• Exercise directions
Sift the material for lines containing "output", and return them.

++++++

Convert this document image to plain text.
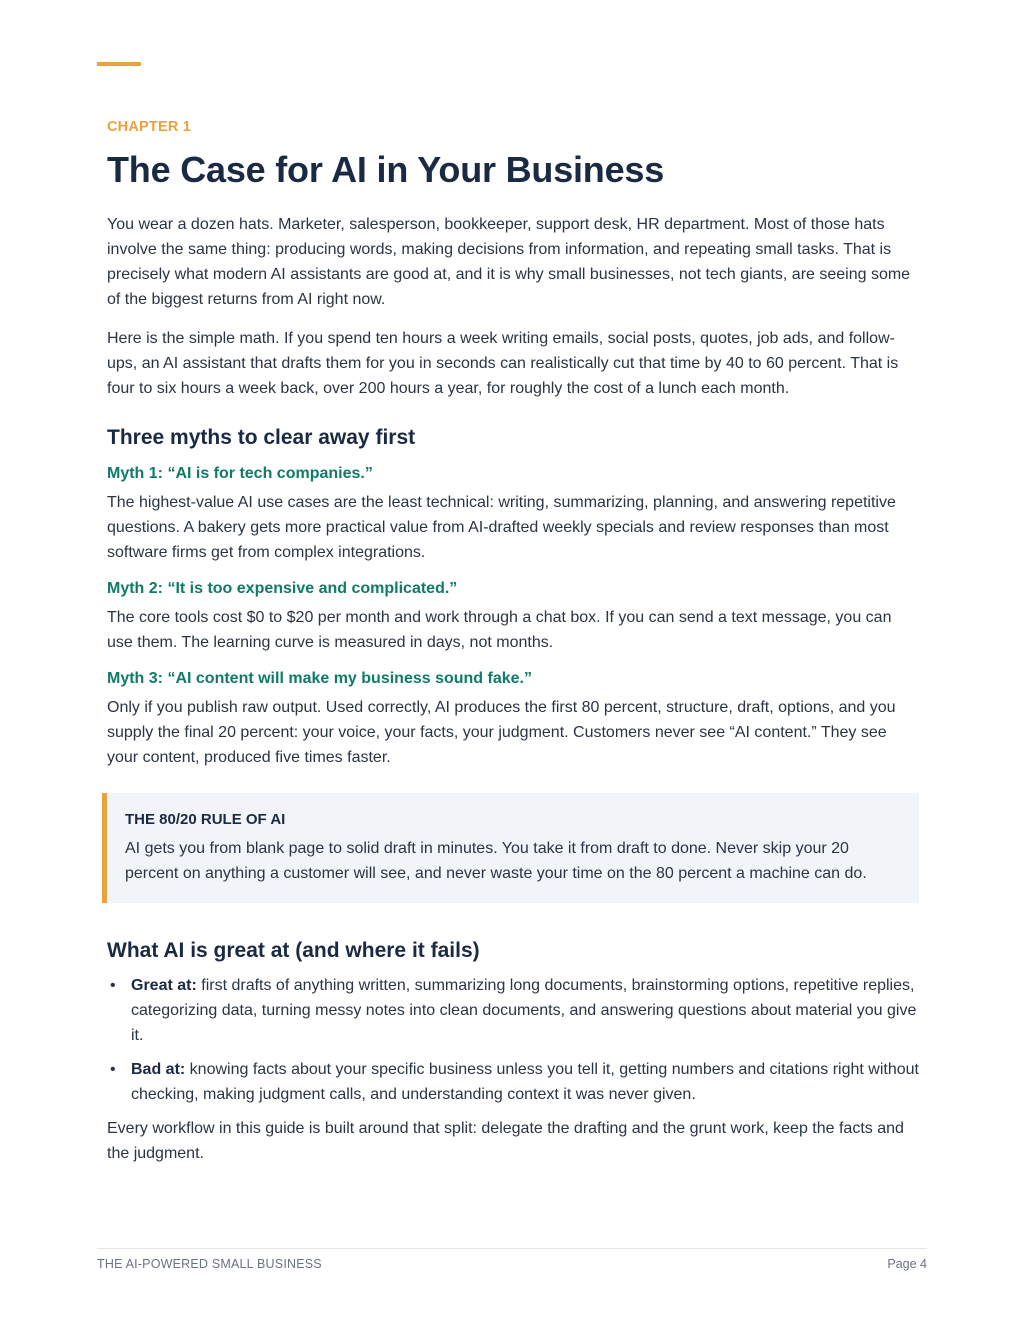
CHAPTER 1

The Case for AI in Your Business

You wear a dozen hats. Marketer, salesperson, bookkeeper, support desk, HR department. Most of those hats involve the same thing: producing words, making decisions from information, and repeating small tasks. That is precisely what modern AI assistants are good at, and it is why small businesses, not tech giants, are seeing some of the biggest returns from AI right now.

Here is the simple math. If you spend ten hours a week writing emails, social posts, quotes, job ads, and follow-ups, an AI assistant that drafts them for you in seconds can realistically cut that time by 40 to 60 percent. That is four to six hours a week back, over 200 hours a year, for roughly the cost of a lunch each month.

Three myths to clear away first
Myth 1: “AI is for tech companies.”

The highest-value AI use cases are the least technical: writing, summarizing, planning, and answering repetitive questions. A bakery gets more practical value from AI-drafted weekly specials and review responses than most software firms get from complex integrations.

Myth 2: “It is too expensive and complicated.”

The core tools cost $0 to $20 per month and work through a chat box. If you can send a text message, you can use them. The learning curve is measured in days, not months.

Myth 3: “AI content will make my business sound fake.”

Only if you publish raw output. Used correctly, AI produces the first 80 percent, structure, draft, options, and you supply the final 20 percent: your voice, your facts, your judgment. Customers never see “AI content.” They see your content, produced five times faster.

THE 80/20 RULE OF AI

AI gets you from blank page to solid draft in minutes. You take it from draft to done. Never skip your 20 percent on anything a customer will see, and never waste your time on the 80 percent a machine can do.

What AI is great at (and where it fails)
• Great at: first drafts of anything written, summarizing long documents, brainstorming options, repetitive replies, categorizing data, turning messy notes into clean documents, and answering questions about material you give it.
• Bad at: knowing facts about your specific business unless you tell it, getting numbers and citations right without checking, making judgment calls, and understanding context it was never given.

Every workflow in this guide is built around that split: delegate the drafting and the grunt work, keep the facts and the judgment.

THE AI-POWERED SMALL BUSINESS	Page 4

++++++

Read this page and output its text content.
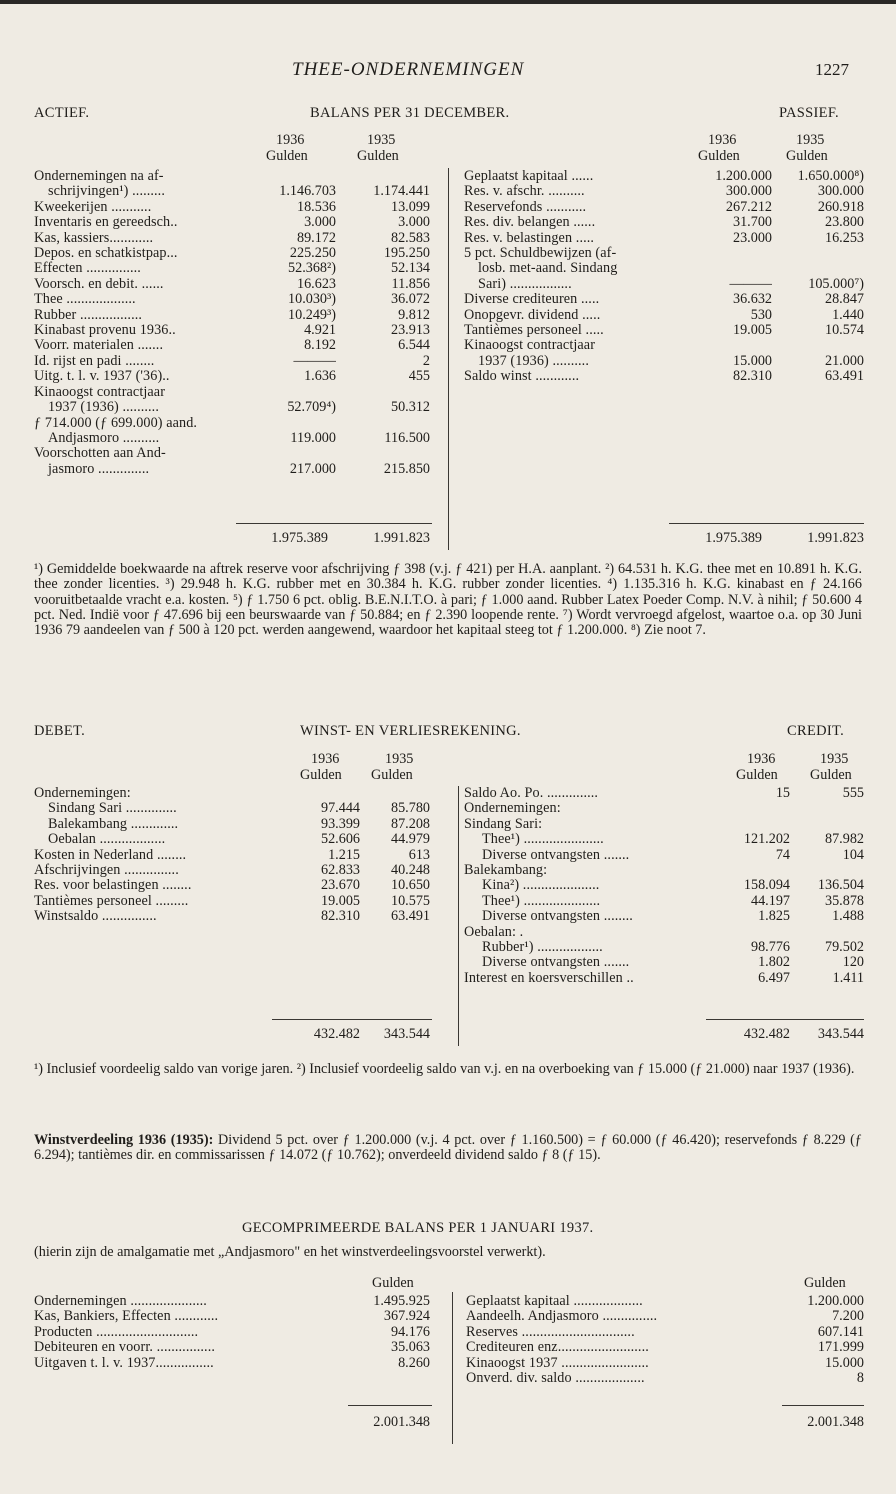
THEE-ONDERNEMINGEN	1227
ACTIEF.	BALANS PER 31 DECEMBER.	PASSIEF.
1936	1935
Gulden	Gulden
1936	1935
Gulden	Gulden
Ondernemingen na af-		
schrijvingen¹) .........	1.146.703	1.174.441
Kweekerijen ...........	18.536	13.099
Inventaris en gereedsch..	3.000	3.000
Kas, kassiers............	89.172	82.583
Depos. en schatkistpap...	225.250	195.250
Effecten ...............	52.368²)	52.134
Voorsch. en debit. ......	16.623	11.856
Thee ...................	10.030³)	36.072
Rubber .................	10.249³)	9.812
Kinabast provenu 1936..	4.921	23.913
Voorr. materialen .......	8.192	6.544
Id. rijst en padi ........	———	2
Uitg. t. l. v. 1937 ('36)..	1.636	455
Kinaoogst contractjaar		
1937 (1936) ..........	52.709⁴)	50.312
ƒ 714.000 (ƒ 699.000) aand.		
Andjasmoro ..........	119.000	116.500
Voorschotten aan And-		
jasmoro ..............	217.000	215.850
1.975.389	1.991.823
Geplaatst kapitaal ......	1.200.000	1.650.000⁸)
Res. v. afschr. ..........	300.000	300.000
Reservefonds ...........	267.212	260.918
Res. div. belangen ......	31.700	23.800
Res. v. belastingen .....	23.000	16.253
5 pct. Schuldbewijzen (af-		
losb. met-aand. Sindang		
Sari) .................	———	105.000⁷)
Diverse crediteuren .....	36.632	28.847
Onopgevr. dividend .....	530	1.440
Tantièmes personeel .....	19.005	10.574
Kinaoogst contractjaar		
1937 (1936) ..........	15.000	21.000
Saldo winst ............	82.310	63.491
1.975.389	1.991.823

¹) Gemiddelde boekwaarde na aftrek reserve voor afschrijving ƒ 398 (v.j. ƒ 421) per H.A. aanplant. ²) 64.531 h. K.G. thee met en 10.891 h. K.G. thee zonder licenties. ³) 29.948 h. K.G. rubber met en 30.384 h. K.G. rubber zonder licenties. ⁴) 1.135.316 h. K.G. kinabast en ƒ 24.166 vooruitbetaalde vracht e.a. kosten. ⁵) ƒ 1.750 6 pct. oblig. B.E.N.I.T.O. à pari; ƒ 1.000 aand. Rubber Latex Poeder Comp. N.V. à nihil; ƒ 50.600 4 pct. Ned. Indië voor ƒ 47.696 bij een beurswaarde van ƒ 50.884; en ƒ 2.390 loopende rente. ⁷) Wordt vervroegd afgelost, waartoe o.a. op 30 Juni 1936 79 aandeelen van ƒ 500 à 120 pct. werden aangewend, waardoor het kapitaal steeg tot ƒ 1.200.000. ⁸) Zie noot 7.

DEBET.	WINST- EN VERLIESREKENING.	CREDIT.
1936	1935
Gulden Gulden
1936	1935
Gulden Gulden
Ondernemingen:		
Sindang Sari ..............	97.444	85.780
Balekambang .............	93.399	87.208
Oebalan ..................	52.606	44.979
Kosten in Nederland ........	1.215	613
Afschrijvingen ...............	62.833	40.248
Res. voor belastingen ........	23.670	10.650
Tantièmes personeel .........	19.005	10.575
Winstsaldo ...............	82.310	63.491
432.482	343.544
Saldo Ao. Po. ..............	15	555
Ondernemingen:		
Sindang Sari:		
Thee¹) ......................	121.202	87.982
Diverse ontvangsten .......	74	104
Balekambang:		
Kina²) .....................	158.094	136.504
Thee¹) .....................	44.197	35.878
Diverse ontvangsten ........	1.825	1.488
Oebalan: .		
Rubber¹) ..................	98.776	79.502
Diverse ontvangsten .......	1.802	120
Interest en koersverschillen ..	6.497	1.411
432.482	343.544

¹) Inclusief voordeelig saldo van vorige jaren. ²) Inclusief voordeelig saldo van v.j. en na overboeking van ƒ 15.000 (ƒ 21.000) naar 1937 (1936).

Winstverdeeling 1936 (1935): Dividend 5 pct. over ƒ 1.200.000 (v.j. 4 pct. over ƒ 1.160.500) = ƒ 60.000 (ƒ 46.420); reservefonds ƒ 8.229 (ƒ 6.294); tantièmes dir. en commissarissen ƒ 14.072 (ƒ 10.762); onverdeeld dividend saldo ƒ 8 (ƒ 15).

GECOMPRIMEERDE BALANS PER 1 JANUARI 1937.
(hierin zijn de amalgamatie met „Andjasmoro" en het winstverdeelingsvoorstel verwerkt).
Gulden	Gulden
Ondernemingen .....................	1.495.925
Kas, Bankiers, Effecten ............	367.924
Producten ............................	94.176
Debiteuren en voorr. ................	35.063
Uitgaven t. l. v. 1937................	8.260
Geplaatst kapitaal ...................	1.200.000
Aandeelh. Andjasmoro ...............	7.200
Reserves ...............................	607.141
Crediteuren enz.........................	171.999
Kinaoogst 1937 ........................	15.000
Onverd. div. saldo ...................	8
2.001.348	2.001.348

++++++

• Exercise result
Only if you publish raw output. Used correctly, AI produces the first 80 percent, structure, draft, options, and you supply the final 20 percent: your voice, your facts, your judgment. Customers never see “AI content.” They see your content, produced five times faster.
Read this page and output its text content.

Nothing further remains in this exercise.